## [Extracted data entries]
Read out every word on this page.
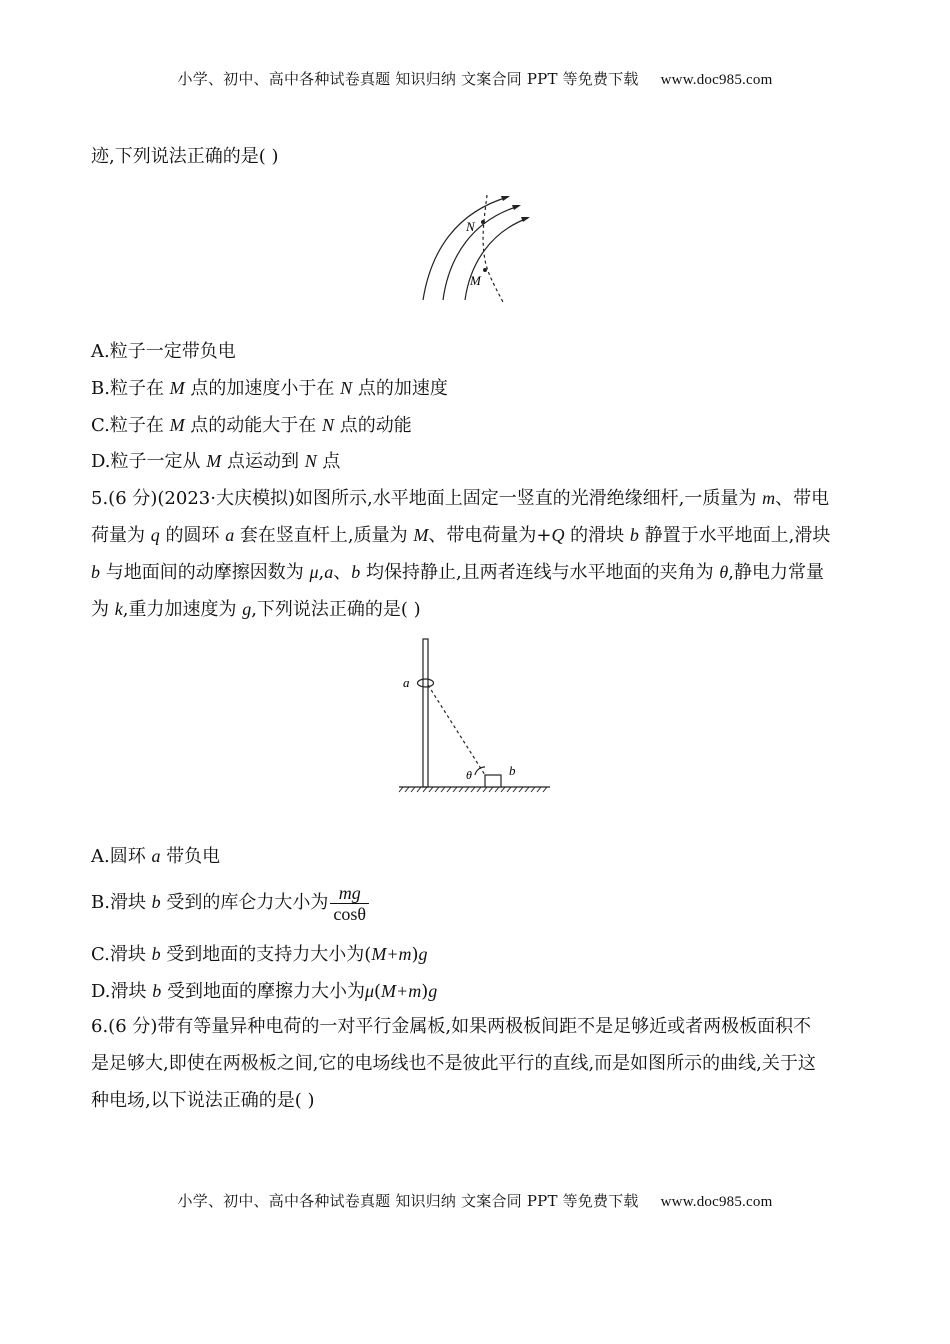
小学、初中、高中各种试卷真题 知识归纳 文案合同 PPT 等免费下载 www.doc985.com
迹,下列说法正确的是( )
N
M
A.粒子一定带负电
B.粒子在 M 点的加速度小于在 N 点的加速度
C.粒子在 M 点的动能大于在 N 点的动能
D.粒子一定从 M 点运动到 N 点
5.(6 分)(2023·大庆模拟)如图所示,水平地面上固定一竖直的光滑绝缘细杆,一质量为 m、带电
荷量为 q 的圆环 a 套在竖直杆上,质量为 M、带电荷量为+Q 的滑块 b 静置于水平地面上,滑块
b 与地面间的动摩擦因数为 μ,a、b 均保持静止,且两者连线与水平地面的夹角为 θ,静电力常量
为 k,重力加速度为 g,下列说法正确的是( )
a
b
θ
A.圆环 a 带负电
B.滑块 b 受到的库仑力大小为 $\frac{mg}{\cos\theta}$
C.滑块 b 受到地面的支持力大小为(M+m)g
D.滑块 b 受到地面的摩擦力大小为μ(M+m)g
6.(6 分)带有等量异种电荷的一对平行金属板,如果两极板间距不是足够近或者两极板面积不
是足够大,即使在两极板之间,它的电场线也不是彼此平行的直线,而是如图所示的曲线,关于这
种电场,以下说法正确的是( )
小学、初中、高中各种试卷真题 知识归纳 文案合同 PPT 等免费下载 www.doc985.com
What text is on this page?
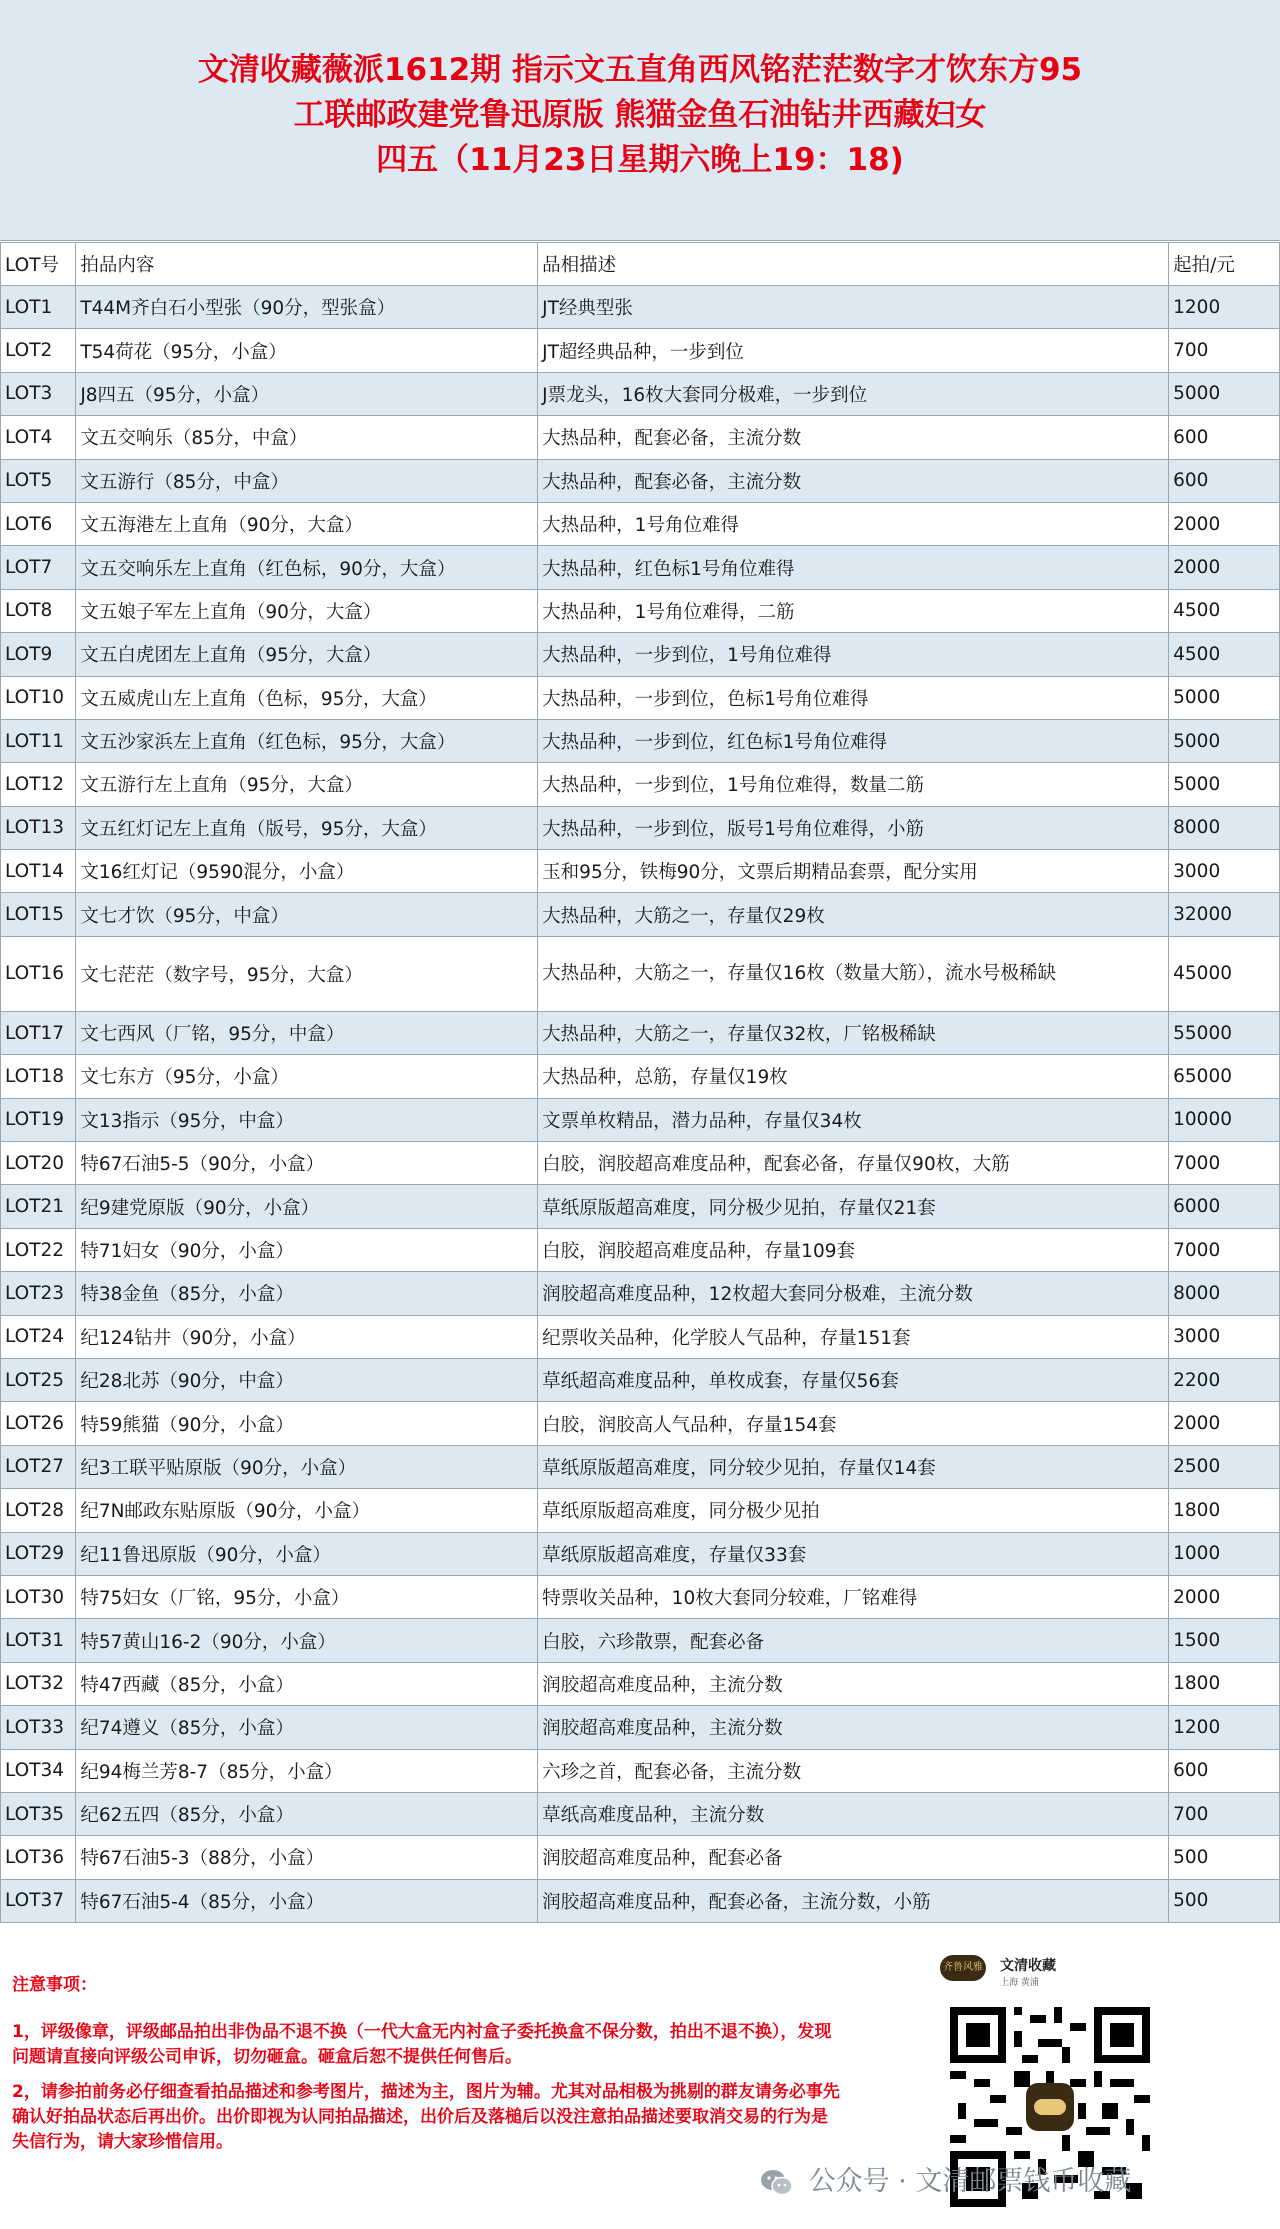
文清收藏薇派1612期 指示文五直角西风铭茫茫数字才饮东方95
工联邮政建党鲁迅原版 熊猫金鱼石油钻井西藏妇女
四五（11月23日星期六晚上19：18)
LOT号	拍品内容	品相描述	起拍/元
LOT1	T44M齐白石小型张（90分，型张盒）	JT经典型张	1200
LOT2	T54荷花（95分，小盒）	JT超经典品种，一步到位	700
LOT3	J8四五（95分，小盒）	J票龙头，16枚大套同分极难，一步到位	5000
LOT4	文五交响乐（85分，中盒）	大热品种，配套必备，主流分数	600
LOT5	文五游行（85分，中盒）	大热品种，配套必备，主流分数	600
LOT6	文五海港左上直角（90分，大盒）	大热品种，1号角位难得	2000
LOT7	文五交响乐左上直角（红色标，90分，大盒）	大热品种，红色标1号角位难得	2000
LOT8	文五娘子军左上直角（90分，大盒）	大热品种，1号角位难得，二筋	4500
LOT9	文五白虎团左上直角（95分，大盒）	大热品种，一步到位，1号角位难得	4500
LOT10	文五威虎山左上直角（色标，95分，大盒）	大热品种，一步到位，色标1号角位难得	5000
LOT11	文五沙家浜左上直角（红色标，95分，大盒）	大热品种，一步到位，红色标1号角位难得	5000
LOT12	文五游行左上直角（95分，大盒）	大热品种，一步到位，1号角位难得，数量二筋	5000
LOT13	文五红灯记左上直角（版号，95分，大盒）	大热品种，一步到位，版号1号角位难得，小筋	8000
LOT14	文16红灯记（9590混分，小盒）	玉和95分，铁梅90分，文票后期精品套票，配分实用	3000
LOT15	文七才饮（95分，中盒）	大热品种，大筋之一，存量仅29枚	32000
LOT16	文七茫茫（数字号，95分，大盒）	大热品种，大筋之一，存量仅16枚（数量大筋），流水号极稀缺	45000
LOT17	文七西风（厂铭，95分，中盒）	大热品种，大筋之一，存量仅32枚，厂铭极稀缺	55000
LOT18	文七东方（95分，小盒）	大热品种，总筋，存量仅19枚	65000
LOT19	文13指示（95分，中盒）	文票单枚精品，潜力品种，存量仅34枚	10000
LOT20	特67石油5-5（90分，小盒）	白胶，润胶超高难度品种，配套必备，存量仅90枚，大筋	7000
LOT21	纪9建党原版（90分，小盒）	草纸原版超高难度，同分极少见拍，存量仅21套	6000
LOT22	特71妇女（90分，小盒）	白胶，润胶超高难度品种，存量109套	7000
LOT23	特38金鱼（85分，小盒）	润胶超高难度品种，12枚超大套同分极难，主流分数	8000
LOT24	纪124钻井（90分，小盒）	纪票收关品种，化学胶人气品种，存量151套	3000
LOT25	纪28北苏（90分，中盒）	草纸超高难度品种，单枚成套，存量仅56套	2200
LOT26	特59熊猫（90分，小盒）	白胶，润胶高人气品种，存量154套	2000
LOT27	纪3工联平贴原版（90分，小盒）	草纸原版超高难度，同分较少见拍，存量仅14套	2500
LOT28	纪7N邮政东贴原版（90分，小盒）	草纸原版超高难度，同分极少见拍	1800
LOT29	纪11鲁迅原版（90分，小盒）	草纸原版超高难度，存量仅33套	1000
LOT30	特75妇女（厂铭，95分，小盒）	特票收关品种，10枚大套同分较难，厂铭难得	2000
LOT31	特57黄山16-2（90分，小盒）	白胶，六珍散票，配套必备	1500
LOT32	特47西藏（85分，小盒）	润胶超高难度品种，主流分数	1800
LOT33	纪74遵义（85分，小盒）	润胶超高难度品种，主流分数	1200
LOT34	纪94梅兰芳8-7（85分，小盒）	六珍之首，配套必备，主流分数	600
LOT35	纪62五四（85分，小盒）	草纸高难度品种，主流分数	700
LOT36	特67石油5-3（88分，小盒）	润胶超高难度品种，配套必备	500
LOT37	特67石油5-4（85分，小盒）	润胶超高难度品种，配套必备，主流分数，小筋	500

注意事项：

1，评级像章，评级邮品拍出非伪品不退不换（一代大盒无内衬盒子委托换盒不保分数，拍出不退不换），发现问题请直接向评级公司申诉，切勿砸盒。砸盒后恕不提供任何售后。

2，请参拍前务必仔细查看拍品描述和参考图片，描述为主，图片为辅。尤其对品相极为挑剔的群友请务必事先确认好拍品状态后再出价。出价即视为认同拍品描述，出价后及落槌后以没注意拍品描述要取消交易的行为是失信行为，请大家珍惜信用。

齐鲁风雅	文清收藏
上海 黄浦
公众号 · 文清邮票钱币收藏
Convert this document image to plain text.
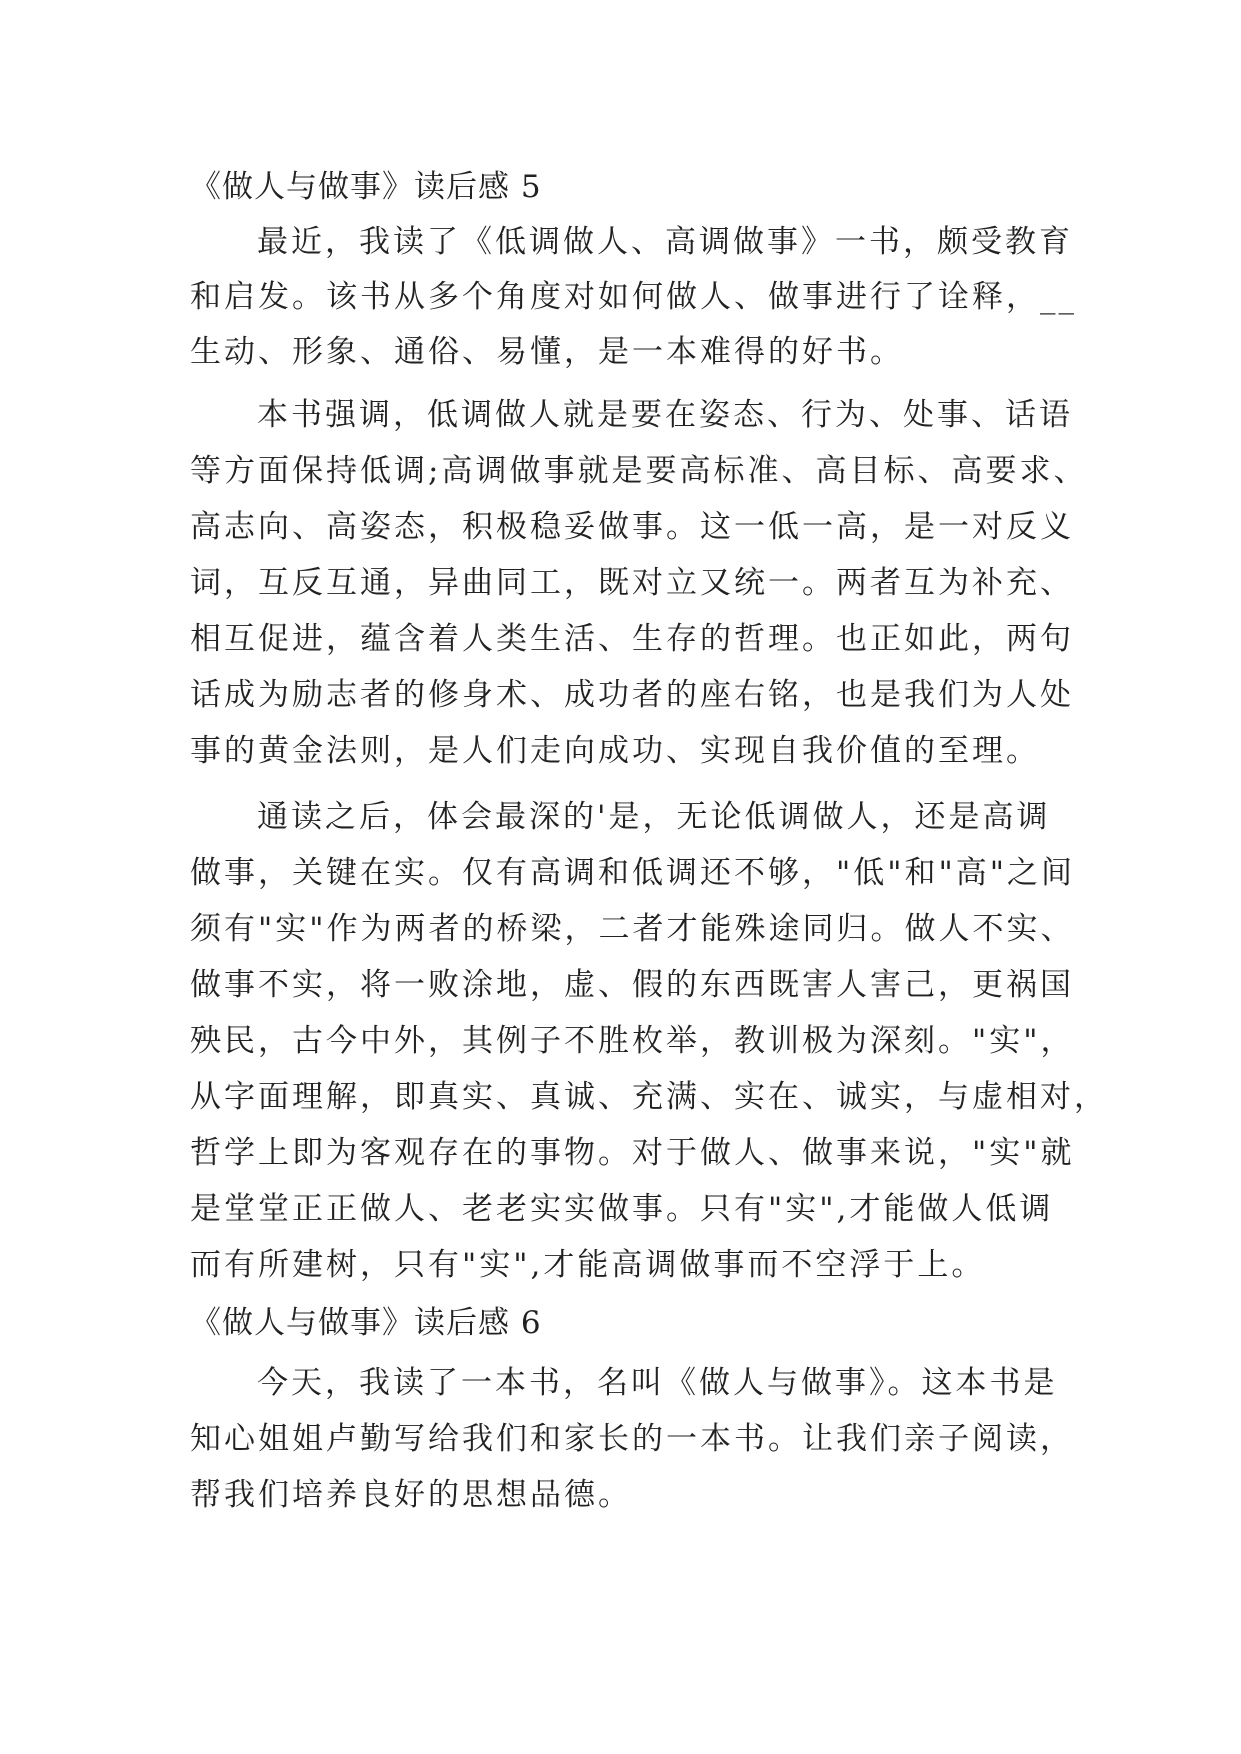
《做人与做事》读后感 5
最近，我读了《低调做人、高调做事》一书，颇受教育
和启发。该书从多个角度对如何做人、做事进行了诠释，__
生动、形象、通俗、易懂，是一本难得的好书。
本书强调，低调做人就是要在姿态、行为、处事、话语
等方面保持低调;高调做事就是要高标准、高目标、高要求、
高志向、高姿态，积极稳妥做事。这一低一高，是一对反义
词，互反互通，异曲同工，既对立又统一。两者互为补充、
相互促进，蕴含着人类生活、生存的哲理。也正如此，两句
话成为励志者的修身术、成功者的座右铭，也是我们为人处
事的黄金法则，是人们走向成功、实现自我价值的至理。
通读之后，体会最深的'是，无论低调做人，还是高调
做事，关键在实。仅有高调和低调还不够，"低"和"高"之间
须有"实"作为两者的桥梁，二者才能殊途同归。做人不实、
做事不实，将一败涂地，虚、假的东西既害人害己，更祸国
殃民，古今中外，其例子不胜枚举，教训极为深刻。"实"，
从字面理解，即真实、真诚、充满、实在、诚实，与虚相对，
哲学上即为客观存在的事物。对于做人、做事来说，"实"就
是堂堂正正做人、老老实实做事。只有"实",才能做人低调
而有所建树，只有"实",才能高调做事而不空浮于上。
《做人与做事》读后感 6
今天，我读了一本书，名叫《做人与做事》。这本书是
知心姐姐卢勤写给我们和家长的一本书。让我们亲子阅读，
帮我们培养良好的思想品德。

## [PROMPT]
Show each line of the listing that holds the string "大筋之一".

## [IN RESPONSE]
LOT15	文七才饮（95分，中盒）	大热品种，大筋之一，存量仅29枚	32000
LOT16	文七茫茫（数字号，95分，大盒）	大热品种，大筋之一，存量仅16枚（数量大筋），流水号极稀缺	45000
LOT17	文七西风（厂铭，95分，中盒）	大热品种，大筋之一，存量仅32枚，厂铭极稀缺	55000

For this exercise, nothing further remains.